Set problem: Are you able to retype all the records below exactly?

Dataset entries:
————

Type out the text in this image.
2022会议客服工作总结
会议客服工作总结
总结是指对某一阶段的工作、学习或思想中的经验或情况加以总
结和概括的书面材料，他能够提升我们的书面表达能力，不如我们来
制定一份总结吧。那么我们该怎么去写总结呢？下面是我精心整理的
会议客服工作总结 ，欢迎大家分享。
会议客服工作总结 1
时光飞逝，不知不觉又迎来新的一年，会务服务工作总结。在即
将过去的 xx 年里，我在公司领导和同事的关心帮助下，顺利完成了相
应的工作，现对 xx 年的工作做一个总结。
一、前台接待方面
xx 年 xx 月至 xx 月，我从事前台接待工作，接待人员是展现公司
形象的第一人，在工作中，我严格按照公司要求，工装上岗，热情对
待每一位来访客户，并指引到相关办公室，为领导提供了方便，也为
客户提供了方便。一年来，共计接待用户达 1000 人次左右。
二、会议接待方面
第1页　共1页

————

Answer for the task:
Type out the text in this image.
2022会议客服工作总结
会议客服工作总结
总结是指对某一阶段的工作、学习或思想中的经验或情况加以总
结和概括的书面材料，他能够提升我们的书面表达能力，不如我们来
制定一份总结吧。那么我们该怎么去写总结呢？下面是我精心整理的
会议客服工作总结 ，欢迎大家分享。
会议客服工作总结 1
时光飞逝，不知不觉又迎来新的一年，会务服务工作总结。在即
将过去的 xx 年里，我在公司领导和同事的关心帮助下，顺利完成了相
应的工作，现对 xx 年的工作做一个总结。
一、前台接待方面
xx 年 xx 月至 xx 月，我从事前台接待工作，接待人员是展现公司
形象的第一人，在工作中，我严格按照公司要求，工装上岗，热情对
待每一位来访客户，并指引到相关办公室，为领导提供了方便，也为
客户提供了方便。一年来，共计接待用户达 1000 人次左右。
二、会议接待方面
第1页　共1页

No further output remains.